Dataset records
◇ ◇ ◇ ◇ ◇ ◇ ◇

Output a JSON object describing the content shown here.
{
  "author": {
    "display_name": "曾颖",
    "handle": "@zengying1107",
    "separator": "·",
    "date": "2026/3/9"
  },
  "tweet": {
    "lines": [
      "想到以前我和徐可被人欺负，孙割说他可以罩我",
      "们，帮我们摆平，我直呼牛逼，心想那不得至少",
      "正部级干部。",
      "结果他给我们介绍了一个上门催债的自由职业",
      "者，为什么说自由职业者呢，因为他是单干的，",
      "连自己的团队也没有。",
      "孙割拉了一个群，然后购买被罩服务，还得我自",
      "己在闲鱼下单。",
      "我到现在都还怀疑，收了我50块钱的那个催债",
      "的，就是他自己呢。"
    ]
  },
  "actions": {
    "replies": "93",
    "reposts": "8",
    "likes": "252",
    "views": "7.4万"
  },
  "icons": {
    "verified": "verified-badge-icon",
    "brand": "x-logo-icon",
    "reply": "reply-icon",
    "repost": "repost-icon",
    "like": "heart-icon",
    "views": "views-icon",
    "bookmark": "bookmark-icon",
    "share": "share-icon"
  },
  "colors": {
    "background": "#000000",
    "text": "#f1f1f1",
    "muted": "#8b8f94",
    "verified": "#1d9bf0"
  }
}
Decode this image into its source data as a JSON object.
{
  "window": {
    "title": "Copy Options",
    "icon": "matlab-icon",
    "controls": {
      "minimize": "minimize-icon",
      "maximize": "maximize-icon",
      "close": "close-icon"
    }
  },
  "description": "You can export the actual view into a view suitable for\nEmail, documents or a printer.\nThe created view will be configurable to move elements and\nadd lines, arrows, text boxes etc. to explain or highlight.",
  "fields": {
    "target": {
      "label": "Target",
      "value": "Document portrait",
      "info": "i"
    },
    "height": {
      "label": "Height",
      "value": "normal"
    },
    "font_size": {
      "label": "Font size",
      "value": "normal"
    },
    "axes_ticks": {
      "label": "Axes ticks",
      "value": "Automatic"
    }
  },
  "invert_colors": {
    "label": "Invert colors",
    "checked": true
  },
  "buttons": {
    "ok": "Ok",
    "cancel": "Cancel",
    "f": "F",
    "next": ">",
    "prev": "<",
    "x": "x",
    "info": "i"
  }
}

◇ ◇ ◇ ◇ ◇ ◇ ◇

Set exercise:
In the entries above, find lines with "text" and copy each.

Solution:
    "text": "#f1f1f1",
  "description": "You can export the actual view into a view suitable for\nEmail, documents or a printer.\nThe created view will be configurable to move elements and\nadd lines, arrows, text boxes etc. to explain or highlight.",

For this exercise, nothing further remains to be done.